▶ [TASK DIRECTIONS] Take the data below and repeat it exactly.

* start GIVEN ENTRIES *

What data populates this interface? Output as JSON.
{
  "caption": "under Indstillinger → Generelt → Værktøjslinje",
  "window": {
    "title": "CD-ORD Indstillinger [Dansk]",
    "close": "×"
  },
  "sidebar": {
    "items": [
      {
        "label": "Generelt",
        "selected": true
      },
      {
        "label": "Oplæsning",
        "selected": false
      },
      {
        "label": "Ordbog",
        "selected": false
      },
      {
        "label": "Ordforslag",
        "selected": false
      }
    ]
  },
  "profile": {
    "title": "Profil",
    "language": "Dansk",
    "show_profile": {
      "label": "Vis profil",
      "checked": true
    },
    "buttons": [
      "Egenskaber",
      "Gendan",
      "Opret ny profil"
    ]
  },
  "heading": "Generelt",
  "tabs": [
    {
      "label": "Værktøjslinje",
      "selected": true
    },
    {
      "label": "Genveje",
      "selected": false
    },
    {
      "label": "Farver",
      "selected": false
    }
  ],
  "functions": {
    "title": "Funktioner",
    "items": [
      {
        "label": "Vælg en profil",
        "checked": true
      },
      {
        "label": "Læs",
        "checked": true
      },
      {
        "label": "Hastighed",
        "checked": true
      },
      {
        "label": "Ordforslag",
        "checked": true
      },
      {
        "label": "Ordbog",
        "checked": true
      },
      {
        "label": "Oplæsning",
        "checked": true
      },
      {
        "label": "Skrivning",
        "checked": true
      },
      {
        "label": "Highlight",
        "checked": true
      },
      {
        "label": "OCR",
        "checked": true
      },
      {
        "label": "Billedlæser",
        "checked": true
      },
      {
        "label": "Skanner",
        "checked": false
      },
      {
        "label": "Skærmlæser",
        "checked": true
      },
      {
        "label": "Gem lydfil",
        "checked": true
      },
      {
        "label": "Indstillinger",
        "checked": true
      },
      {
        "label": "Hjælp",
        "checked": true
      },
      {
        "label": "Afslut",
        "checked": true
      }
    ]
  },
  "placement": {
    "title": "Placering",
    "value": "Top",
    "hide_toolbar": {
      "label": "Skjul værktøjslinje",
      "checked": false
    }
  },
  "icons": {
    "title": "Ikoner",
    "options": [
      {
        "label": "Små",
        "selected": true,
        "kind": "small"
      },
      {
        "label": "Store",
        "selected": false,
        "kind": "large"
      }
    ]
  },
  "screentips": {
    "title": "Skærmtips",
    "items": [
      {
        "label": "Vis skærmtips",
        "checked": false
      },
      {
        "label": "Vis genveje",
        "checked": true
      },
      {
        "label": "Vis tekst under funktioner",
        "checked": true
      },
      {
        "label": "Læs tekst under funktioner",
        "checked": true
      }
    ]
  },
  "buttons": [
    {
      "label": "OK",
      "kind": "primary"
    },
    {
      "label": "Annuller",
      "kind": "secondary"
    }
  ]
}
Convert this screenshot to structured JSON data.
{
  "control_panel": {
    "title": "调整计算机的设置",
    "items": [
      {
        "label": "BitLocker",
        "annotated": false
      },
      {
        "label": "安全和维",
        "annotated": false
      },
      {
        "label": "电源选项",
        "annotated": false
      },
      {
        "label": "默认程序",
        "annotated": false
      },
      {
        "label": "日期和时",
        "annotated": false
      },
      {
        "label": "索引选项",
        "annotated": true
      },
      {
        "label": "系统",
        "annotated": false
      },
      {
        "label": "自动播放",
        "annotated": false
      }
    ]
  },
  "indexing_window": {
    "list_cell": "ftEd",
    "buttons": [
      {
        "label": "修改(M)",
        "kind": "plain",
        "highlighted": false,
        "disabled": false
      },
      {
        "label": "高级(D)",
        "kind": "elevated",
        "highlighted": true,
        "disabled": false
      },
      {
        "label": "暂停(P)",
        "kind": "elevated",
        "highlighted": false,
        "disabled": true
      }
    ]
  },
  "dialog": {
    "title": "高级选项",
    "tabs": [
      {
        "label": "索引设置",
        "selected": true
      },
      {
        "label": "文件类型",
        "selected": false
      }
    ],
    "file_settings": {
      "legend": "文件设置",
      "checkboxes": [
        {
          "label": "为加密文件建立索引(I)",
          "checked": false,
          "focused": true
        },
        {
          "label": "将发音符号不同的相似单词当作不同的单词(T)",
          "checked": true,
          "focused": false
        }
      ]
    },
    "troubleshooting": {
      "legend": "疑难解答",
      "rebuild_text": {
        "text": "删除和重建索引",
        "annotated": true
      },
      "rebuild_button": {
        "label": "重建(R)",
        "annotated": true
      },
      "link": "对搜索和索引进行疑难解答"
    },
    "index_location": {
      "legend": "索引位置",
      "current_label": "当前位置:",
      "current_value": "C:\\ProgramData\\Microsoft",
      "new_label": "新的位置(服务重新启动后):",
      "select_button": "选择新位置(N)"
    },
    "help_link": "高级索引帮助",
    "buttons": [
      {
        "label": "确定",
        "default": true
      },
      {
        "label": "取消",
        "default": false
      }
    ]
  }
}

* end GIVEN ENTRIES *

▶ [SOLUTION FOR THIS TASK]
What data populates this interface? Output as JSON.
{
  "caption": "under Indstillinger → Generelt → Værktøjslinje",
  "window": {
    "title": "CD-ORD Indstillinger [Dansk]",
    "close": "×"
  },
  "sidebar": {
    "items": [
      {
        "label": "Generelt",
        "selected": true
      },
      {
        "label": "Oplæsning",
        "selected": false
      },
      {
        "label": "Ordbog",
        "selected": false
      },
      {
        "label": "Ordforslag",
        "selected": false
      }
    ]
  },
  "profile": {
    "title": "Profil",
    "language": "Dansk",
    "show_profile": {
      "label": "Vis profil",
      "checked": true
    },
    "buttons": [
      "Egenskaber",
      "Gendan",
      "Opret ny profil"
    ]
  },
  "heading": "Generelt",
  "tabs": [
    {
      "label": "Værktøjslinje",
      "selected": true
    },
    {
      "label": "Genveje",
      "selected": false
    },
    {
      "label": "Farver",
      "selected": false
    }
  ],
  "functions": {
    "title": "Funktioner",
    "items": [
      {
        "label": "Vælg en profil",
        "checked": true
      },
      {
        "label": "Læs",
        "checked": true
      },
      {
        "label": "Hastighed",
        "checked": true
      },
      {
        "label": "Ordforslag",
        "checked": true
      },
      {
        "label": "Ordbog",
        "checked": true
      },
      {
        "label": "Oplæsning",
        "checked": true
      },
      {
        "label": "Skrivning",
        "checked": true
      },
      {
        "label": "Highlight",
        "checked": true
      },
      {
        "label": "OCR",
        "checked": true
      },
      {
        "label": "Billedlæser",
        "checked": true
      },
      {
        "label": "Skanner",
        "checked": false
      },
      {
        "label": "Skærmlæser",
        "checked": true
      },
      {
        "label": "Gem lydfil",
        "checked": true
      },
      {
        "label": "Indstillinger",
        "checked": true
      },
      {
        "label": "Hjælp",
        "checked": true
      },
      {
        "label": "Afslut",
        "checked": true
      }
    ]
  },
  "placement": {
    "title": "Placering",
    "value": "Top",
    "hide_toolbar": {
      "label": "Skjul værktøjslinje",
      "checked": false
    }
  },
  "icons": {
    "title": "Ikoner",
    "options": [
      {
        "label": "Små",
        "selected": true,
        "kind": "small"
      },
      {
        "label": "Store",
        "selected": false,
        "kind": "large"
      }
    ]
  },
  "screentips": {
    "title": "Skærmtips",
    "items": [
      {
        "label": "Vis skærmtips",
        "checked": false
      },
      {
        "label": "Vis genveje",
        "checked": true
      },
      {
        "label": "Vis tekst under funktioner",
        "checked": true
      },
      {
        "label": "Læs tekst under funktioner",
        "checked": true
      }
    ]
  },
  "buttons": [
    {
      "label": "OK",
      "kind": "primary"
    },
    {
      "label": "Annuller",
      "kind": "secondary"
    }
  ]
}
Convert this screenshot to structured JSON data.
{
  "control_panel": {
    "title": "调整计算机的设置",
    "items": [
      {
        "label": "BitLocker",
        "annotated": false
      },
      {
        "label": "安全和维",
        "annotated": false
      },
      {
        "label": "电源选项",
        "annotated": false
      },
      {
        "label": "默认程序",
        "annotated": false
      },
      {
        "label": "日期和时",
        "annotated": false
      },
      {
        "label": "索引选项",
        "annotated": true
      },
      {
        "label": "系统",
        "annotated": false
      },
      {
        "label": "自动播放",
        "annotated": false
      }
    ]
  },
  "indexing_window": {
    "list_cell": "ftEd",
    "buttons": [
      {
        "label": "修改(M)",
        "kind": "plain",
        "highlighted": false,
        "disabled": false
      },
      {
        "label": "高级(D)",
        "kind": "elevated",
        "highlighted": true,
        "disabled": false
      },
      {
        "label": "暂停(P)",
        "kind": "elevated",
        "highlighted": false,
        "disabled": true
      }
    ]
  },
  "dialog": {
    "title": "高级选项",
    "tabs": [
      {
        "label": "索引设置",
        "selected": true
      },
      {
        "label": "文件类型",
        "selected": false
      }
    ],
    "file_settings": {
      "legend": "文件设置",
      "checkboxes": [
        {
          "label": "为加密文件建立索引(I)",
          "checked": false,
          "focused": true
        },
        {
          "label": "将发音符号不同的相似单词当作不同的单词(T)",
          "checked": true,
          "focused": false
        }
      ]
    },
    "troubleshooting": {
      "legend": "疑难解答",
      "rebuild_text": {
        "text": "删除和重建索引",
        "annotated": true
      },
      "rebuild_button": {
        "label": "重建(R)",
        "annotated": true
      },
      "link": "对搜索和索引进行疑难解答"
    },
    "index_location": {
      "legend": "索引位置",
      "current_label": "当前位置:",
      "current_value": "C:\\ProgramData\\Microsoft",
      "new_label": "新的位置(服务重新启动后):",
      "select_button": "选择新位置(N)"
    },
    "help_link": "高级索引帮助",
    "buttons": [
      {
        "label": "确定",
        "default": true
      },
      {
        "label": "取消",
        "default": false
      }
    ]
  }
}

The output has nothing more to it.